_DATASET_.
########

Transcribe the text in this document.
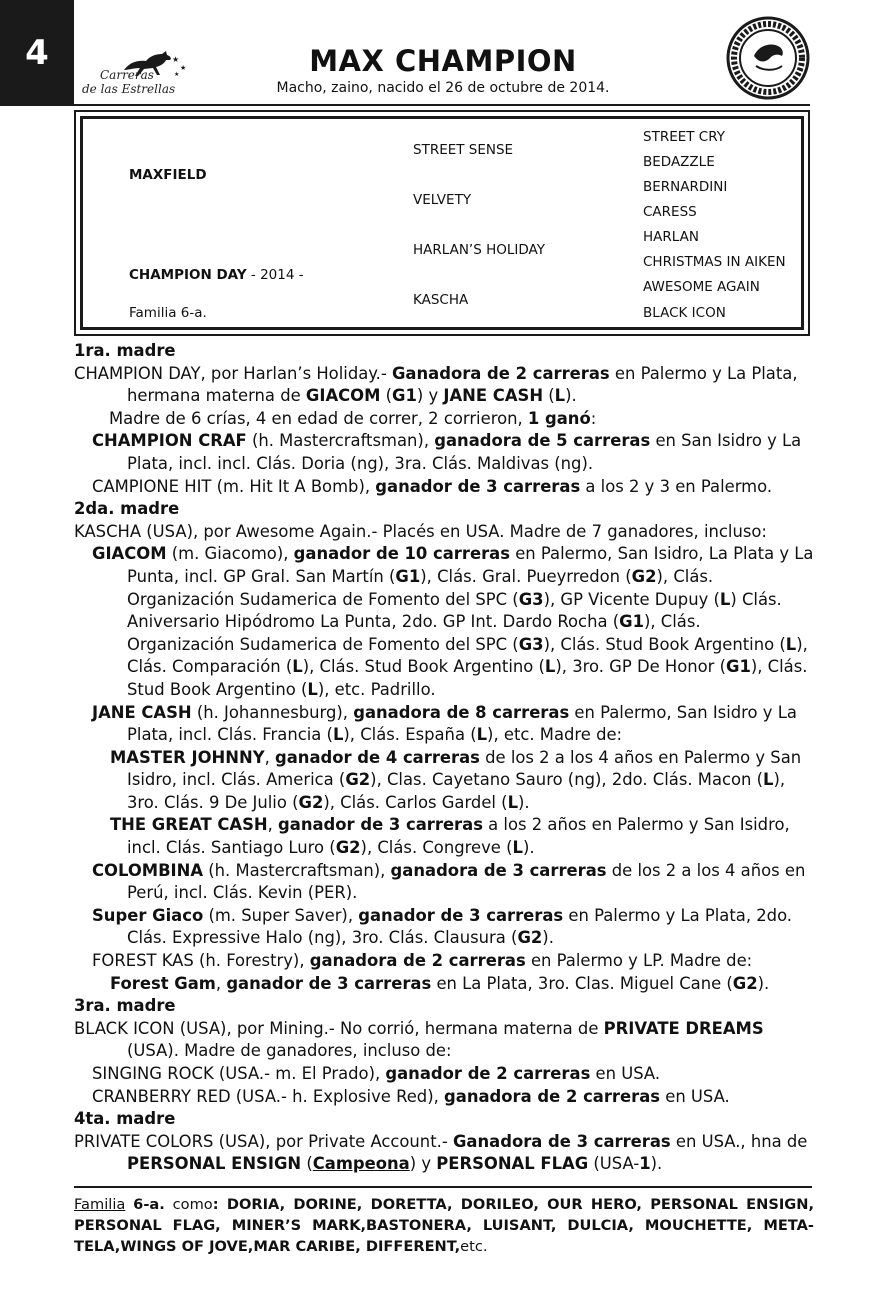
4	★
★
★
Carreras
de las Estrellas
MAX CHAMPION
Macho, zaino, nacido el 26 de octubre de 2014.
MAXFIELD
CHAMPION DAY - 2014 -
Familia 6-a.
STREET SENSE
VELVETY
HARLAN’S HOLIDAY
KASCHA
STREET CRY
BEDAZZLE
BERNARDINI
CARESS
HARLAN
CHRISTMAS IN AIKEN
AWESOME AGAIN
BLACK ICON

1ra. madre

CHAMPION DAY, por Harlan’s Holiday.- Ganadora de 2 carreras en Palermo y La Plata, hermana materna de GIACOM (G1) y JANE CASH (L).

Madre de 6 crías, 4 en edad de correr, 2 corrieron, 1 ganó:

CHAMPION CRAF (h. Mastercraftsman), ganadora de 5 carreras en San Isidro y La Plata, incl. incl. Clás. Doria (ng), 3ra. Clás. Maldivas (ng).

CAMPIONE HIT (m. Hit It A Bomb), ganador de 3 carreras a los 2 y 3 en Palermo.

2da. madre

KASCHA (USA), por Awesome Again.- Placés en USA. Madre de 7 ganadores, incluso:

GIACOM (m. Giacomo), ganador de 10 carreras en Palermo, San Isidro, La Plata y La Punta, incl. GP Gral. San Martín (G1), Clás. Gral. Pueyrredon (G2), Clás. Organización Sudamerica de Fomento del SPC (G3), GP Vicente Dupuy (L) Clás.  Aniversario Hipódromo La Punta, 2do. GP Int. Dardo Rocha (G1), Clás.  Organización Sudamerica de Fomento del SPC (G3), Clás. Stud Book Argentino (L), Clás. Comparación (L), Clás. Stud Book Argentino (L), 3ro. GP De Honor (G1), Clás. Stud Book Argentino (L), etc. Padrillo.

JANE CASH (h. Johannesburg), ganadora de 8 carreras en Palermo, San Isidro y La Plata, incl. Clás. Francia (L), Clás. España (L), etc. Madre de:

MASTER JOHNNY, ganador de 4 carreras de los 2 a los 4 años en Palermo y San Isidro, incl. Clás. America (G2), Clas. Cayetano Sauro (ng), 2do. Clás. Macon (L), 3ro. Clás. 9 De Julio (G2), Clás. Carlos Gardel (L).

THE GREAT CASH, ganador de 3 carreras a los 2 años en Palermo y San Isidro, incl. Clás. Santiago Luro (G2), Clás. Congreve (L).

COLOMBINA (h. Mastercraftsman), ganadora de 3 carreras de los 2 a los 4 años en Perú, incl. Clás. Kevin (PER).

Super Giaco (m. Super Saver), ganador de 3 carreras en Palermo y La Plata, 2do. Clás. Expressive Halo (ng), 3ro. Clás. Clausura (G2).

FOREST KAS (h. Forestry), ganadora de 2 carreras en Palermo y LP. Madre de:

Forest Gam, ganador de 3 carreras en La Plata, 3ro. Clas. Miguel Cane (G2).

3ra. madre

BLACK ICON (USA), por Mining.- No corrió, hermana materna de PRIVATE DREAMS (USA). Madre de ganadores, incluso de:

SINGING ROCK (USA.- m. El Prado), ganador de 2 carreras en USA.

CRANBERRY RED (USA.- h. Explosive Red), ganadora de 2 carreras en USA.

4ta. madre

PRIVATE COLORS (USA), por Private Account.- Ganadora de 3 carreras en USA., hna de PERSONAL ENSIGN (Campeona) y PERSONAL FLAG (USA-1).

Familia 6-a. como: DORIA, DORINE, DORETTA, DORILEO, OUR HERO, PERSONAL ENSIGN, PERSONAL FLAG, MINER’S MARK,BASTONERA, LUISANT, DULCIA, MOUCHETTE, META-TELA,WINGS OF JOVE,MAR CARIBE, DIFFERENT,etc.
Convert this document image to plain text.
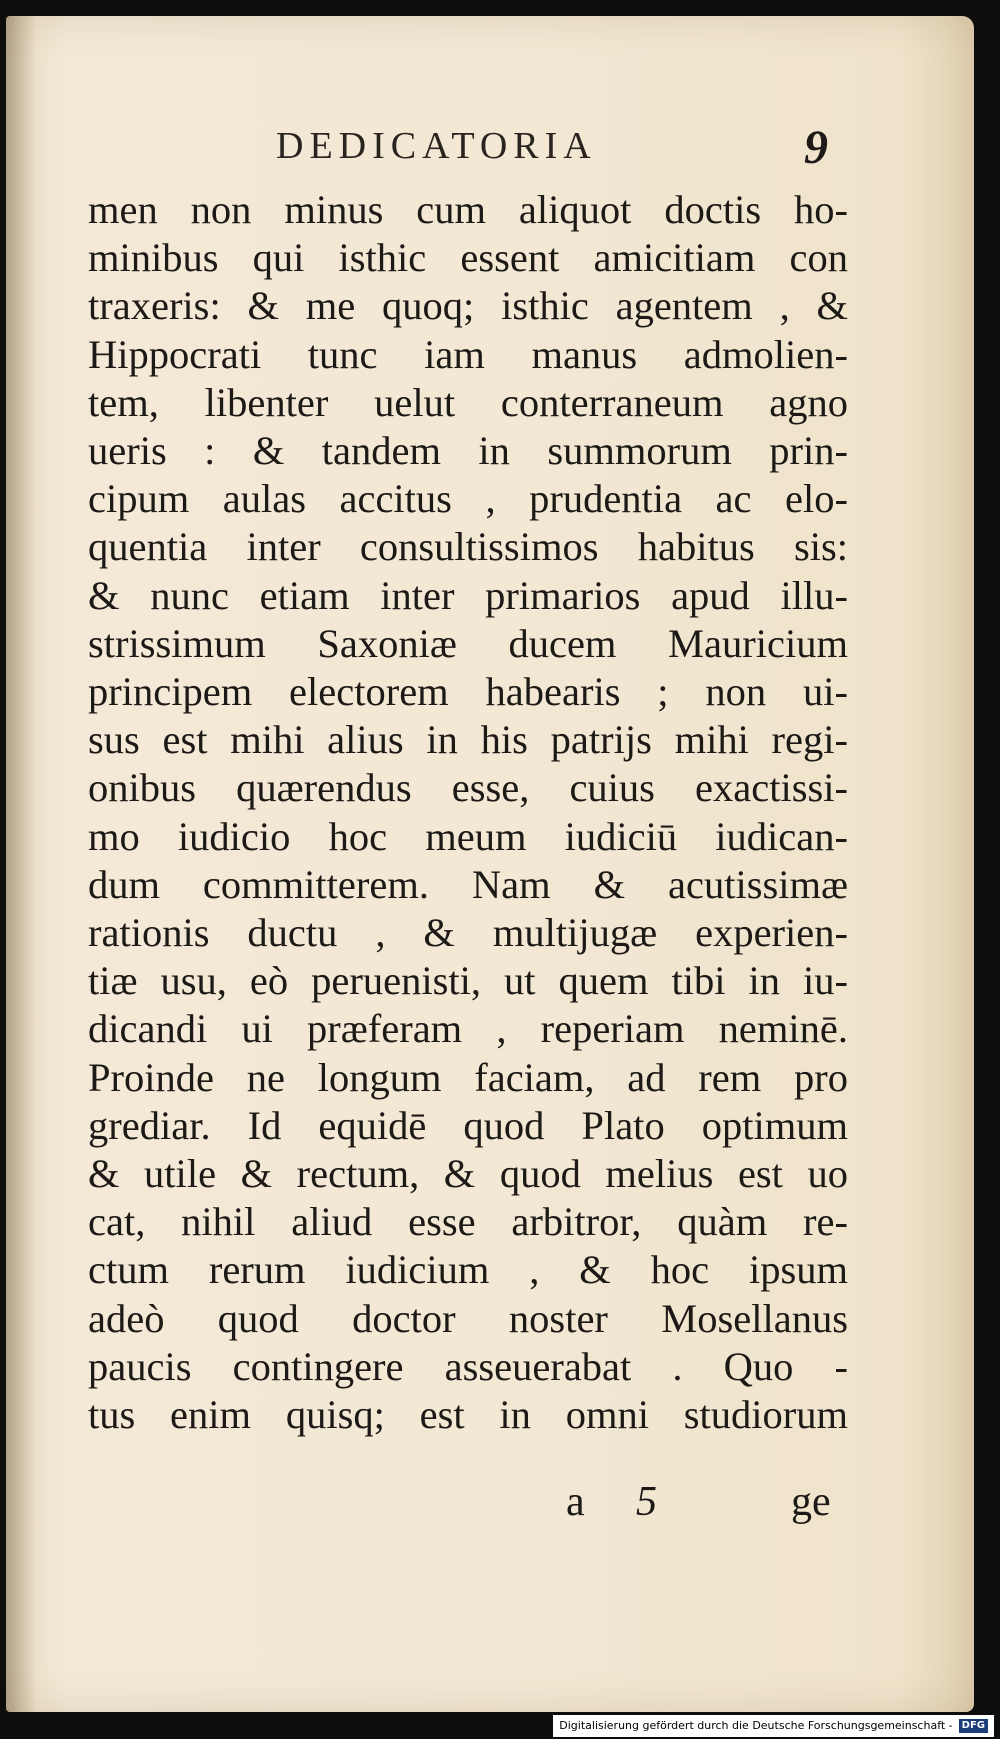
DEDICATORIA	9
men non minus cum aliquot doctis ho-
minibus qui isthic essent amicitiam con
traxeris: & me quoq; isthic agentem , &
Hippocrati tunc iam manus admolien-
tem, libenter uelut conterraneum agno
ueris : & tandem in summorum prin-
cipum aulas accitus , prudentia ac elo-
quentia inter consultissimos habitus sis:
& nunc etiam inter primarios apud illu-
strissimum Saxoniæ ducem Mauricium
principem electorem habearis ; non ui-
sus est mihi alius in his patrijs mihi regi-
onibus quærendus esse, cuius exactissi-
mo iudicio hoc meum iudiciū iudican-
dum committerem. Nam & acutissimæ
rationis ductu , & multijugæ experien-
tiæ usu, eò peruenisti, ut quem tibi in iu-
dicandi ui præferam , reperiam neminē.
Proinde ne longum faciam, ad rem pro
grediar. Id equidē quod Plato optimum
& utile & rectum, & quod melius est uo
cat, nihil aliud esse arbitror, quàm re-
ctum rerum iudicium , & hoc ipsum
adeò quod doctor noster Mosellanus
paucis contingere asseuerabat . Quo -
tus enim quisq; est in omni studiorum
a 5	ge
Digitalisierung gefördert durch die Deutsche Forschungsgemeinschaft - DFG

########

_GOAL_. The entries above are to be returned exactly, without their pictures.

_RESPONSE TO THE TASK_.
Transcribe the text in this document.
4	★
★
★
Carreras
de las Estrellas
MAX CHAMPION
Macho, zaino, nacido el 26 de octubre de 2014.
MAXFIELD
CHAMPION DAY - 2014 -
Familia 6-a.
STREET SENSE
VELVETY
HARLAN’S HOLIDAY
KASCHA
STREET CRY
BEDAZZLE
BERNARDINI
CARESS
HARLAN
CHRISTMAS IN AIKEN
AWESOME AGAIN
BLACK ICON

1ra. madre

CHAMPION DAY, por Harlan’s Holiday.- Ganadora de 2 carreras en Palermo y La Plata, hermana materna de GIACOM (G1) y JANE CASH (L).

Madre de 6 crías, 4 en edad de correr, 2 corrieron, 1 ganó:

CHAMPION CRAF (h. Mastercraftsman), ganadora de 5 carreras en San Isidro y La Plata, incl. incl. Clás. Doria (ng), 3ra. Clás. Maldivas (ng).

CAMPIONE HIT (m. Hit It A Bomb), ganador de 3 carreras a los 2 y 3 en Palermo.

2da. madre

KASCHA (USA), por Awesome Again.- Placés en USA. Madre de 7 ganadores, incluso:

GIACOM (m. Giacomo), ganador de 10 carreras en Palermo, San Isidro, La Plata y La Punta, incl. GP Gral. San Martín (G1), Clás. Gral. Pueyrredon (G2), Clás. Organización Sudamerica de Fomento del SPC (G3), GP Vicente Dupuy (L) Clás.  Aniversario Hipódromo La Punta, 2do. GP Int. Dardo Rocha (G1), Clás.  Organización Sudamerica de Fomento del SPC (G3), Clás. Stud Book Argentino (L), Clás. Comparación (L), Clás. Stud Book Argentino (L), 3ro. GP De Honor (G1), Clás. Stud Book Argentino (L), etc. Padrillo.

JANE CASH (h. Johannesburg), ganadora de 8 carreras en Palermo, San Isidro y La Plata, incl. Clás. Francia (L), Clás. España (L), etc. Madre de:

MASTER JOHNNY, ganador de 4 carreras de los 2 a los 4 años en Palermo y San Isidro, incl. Clás. America (G2), Clas. Cayetano Sauro (ng), 2do. Clás. Macon (L), 3ro. Clás. 9 De Julio (G2), Clás. Carlos Gardel (L).

THE GREAT CASH, ganador de 3 carreras a los 2 años en Palermo y San Isidro, incl. Clás. Santiago Luro (G2), Clás. Congreve (L).

COLOMBINA (h. Mastercraftsman), ganadora de 3 carreras de los 2 a los 4 años en Perú, incl. Clás. Kevin (PER).

Super Giaco (m. Super Saver), ganador de 3 carreras en Palermo y La Plata, 2do. Clás. Expressive Halo (ng), 3ro. Clás. Clausura (G2).

FOREST KAS (h. Forestry), ganadora de 2 carreras en Palermo y LP. Madre de:

Forest Gam, ganador de 3 carreras en La Plata, 3ro. Clas. Miguel Cane (G2).

3ra. madre

BLACK ICON (USA), por Mining.- No corrió, hermana materna de PRIVATE DREAMS (USA). Madre de ganadores, incluso de:

SINGING ROCK (USA.- m. El Prado), ganador de 2 carreras en USA.

CRANBERRY RED (USA.- h. Explosive Red), ganadora de 2 carreras en USA.

4ta. madre

PRIVATE COLORS (USA), por Private Account.- Ganadora de 3 carreras en USA., hna de PERSONAL ENSIGN (Campeona) y PERSONAL FLAG (USA-1).

Familia 6-a. como: DORIA, DORINE, DORETTA, DORILEO, OUR HERO, PERSONAL ENSIGN, PERSONAL FLAG, MINER’S MARK,BASTONERA, LUISANT, DULCIA, MOUCHETTE, META-TELA,WINGS OF JOVE,MAR CARIBE, DIFFERENT,etc.
Convert this document image to plain text.
DEDICATORIA	9
men non minus cum aliquot doctis ho-
minibus qui isthic essent amicitiam con
traxeris: & me quoq; isthic agentem , &
Hippocrati tunc iam manus admolien-
tem, libenter uelut conterraneum agno
ueris : & tandem in summorum prin-
cipum aulas accitus , prudentia ac elo-
quentia inter consultissimos habitus sis:
& nunc etiam inter primarios apud illu-
strissimum Saxoniæ ducem Mauricium
principem electorem habearis ; non ui-
sus est mihi alius in his patrijs mihi regi-
onibus quærendus esse, cuius exactissi-
mo iudicio hoc meum iudiciū iudican-
dum committerem. Nam & acutissimæ
rationis ductu , & multijugæ experien-
tiæ usu, eò peruenisti, ut quem tibi in iu-
dicandi ui præferam , reperiam neminē.
Proinde ne longum faciam, ad rem pro
grediar. Id equidē quod Plato optimum
& utile & rectum, & quod melius est uo
cat, nihil aliud esse arbitror, quàm re-
ctum rerum iudicium , & hoc ipsum
adeò quod doctor noster Mosellanus
paucis contingere asseuerabat . Quo -
tus enim quisq; est in omni studiorum
a 5	ge
Digitalisierung gefördert durch die Deutsche Forschungsgemeinschaft - DFG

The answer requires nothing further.